═════ EXERCISE MATERIAL ═════

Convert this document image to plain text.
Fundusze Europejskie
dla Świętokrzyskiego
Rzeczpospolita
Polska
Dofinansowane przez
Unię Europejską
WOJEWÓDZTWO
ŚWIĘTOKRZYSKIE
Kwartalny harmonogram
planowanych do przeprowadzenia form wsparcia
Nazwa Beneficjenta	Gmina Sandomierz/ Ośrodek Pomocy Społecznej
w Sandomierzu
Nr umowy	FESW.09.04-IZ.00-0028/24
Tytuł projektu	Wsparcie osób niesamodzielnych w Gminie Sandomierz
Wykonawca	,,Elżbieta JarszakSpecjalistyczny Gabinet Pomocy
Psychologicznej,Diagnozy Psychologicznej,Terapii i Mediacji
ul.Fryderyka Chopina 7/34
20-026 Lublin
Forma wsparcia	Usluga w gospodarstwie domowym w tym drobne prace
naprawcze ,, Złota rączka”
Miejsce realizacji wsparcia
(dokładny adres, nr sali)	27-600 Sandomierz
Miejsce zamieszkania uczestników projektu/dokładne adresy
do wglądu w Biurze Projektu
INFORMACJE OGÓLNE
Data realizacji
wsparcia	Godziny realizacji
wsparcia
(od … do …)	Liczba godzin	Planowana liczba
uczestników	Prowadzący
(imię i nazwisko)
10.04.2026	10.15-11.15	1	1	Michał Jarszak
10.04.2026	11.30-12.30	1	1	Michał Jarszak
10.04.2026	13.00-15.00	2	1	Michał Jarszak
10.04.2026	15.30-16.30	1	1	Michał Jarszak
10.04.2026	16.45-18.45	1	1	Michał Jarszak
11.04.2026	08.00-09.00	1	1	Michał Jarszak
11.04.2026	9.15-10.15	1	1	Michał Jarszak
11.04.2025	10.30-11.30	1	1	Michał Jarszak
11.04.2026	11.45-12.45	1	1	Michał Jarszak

═════
═════ EXERCISE MATERIAL ═════

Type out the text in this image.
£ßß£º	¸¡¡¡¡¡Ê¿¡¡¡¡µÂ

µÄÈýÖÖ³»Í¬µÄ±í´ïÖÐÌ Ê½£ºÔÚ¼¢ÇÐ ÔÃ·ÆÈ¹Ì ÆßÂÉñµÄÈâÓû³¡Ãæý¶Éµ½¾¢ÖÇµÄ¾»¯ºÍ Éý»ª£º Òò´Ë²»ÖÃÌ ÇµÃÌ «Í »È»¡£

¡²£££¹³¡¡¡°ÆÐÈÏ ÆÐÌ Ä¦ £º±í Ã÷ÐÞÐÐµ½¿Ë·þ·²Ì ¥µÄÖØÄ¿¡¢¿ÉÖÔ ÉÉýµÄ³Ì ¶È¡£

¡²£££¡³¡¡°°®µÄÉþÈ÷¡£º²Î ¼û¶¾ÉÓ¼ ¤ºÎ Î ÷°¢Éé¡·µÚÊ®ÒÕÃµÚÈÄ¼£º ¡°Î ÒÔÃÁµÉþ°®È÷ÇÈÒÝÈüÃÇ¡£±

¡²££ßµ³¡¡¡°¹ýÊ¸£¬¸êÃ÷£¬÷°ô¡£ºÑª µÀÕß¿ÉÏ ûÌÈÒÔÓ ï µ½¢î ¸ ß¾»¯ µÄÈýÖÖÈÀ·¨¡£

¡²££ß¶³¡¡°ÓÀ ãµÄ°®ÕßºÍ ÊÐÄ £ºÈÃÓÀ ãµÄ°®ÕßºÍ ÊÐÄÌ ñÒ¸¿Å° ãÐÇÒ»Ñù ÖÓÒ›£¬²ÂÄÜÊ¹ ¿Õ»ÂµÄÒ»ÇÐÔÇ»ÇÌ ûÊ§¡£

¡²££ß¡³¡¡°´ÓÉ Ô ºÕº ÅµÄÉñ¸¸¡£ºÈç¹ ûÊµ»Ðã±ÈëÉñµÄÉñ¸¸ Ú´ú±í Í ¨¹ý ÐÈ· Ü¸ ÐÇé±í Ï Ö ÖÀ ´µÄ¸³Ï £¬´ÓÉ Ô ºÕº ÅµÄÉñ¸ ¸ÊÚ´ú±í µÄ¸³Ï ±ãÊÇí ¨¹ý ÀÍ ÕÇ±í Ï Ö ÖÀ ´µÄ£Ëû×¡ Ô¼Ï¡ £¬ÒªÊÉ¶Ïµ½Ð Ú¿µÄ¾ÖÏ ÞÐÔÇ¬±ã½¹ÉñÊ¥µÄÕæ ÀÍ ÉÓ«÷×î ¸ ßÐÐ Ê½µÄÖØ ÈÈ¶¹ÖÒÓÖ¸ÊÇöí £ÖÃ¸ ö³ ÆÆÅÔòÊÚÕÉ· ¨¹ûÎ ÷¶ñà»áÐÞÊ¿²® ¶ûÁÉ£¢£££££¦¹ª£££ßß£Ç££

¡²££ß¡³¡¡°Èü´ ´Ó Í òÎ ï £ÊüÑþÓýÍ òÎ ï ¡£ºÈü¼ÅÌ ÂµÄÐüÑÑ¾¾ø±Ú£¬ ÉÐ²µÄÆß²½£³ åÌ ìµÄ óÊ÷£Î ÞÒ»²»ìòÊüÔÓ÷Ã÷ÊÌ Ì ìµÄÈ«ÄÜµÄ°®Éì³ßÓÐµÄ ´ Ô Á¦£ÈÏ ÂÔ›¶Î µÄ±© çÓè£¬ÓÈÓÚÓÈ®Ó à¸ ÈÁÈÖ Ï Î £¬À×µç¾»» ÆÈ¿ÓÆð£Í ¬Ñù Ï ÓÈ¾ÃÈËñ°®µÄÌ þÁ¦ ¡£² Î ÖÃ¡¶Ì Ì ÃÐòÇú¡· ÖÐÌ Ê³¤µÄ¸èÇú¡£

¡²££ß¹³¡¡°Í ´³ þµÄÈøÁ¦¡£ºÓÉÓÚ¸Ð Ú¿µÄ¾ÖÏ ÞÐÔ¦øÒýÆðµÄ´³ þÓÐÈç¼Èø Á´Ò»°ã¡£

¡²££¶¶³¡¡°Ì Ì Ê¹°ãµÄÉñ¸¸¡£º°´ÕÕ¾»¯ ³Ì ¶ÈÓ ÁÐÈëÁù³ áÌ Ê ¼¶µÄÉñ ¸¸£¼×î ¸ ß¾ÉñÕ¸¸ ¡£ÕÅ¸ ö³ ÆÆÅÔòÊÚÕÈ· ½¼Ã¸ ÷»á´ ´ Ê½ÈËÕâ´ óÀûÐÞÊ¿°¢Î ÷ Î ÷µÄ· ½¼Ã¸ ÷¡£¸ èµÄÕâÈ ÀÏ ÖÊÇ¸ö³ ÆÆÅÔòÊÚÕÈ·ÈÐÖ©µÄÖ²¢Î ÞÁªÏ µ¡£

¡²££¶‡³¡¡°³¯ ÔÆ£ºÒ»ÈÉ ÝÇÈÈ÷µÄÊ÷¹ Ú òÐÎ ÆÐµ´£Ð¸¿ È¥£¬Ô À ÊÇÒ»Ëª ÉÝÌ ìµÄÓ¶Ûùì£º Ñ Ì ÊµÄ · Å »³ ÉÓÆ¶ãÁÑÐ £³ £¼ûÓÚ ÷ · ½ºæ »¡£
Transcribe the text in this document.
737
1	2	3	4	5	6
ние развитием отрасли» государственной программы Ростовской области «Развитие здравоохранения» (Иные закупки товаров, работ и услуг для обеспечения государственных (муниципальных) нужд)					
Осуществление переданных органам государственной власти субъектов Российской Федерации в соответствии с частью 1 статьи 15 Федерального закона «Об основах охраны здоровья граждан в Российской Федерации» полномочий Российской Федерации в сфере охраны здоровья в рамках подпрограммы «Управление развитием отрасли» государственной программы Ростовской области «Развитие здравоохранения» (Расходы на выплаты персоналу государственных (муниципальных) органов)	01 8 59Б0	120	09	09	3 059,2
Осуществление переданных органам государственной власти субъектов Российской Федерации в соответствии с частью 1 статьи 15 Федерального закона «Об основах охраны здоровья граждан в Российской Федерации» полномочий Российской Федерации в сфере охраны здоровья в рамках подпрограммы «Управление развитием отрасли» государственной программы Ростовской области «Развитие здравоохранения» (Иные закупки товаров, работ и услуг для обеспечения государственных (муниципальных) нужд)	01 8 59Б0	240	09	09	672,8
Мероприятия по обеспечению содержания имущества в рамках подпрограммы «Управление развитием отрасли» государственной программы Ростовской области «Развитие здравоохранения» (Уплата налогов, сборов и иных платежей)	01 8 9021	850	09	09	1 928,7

═════
═════ EXERCISE MATERIAL ═════

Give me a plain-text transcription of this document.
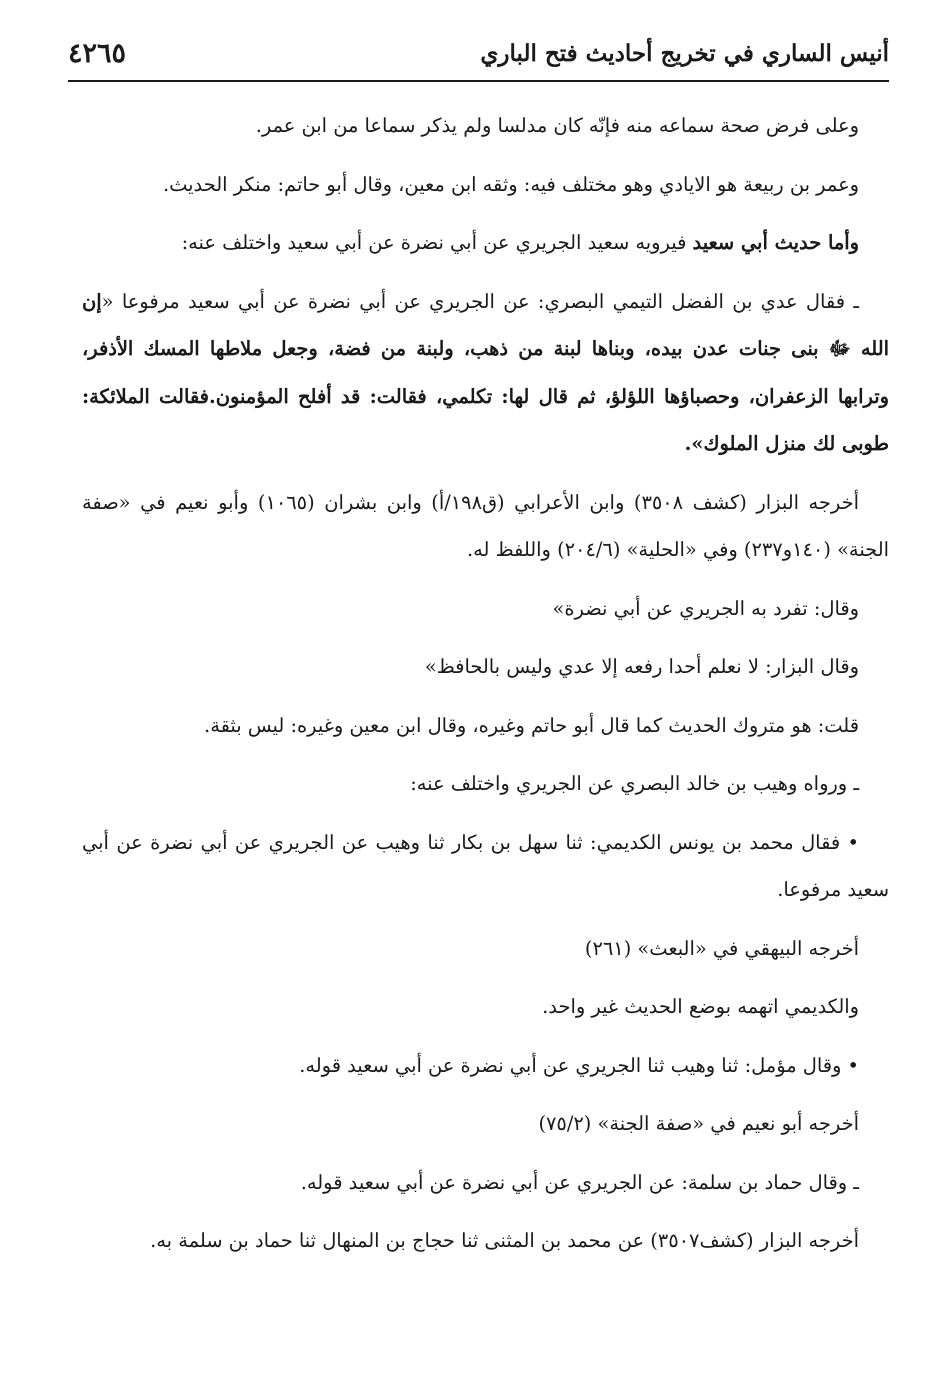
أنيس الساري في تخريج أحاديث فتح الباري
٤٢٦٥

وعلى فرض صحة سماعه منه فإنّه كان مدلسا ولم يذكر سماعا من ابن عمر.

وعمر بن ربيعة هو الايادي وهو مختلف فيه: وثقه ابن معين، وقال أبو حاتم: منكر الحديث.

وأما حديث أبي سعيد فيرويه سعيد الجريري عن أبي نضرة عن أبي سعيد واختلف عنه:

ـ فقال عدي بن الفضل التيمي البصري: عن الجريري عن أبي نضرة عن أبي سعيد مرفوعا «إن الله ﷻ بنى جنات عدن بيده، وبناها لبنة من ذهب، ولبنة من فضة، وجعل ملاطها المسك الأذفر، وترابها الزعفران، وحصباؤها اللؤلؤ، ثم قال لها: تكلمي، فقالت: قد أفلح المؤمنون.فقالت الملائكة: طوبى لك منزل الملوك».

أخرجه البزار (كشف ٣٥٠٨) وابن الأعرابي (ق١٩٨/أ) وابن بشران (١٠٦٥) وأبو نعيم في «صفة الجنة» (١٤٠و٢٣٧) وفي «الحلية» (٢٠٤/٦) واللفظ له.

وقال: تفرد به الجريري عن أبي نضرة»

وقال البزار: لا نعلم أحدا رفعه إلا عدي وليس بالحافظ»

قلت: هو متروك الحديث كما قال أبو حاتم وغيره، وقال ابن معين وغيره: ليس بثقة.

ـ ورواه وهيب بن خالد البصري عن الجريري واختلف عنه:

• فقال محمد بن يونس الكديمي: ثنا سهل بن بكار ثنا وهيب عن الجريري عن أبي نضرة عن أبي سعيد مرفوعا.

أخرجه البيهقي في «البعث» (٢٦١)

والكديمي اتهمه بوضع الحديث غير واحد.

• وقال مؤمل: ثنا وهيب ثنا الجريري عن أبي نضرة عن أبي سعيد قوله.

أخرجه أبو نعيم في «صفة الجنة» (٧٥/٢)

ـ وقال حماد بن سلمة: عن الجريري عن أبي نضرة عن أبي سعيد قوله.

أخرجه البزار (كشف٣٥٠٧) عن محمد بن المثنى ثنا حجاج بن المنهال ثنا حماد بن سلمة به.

═════

INSTRUCTION: Select all lines in the listing above where the word "uczestników" appears, and show them.

SOLUTION TO THIS TASK:
Miejsce zamieszkania uczestników projektu/dokładne adresy
uczestników	Prowadzący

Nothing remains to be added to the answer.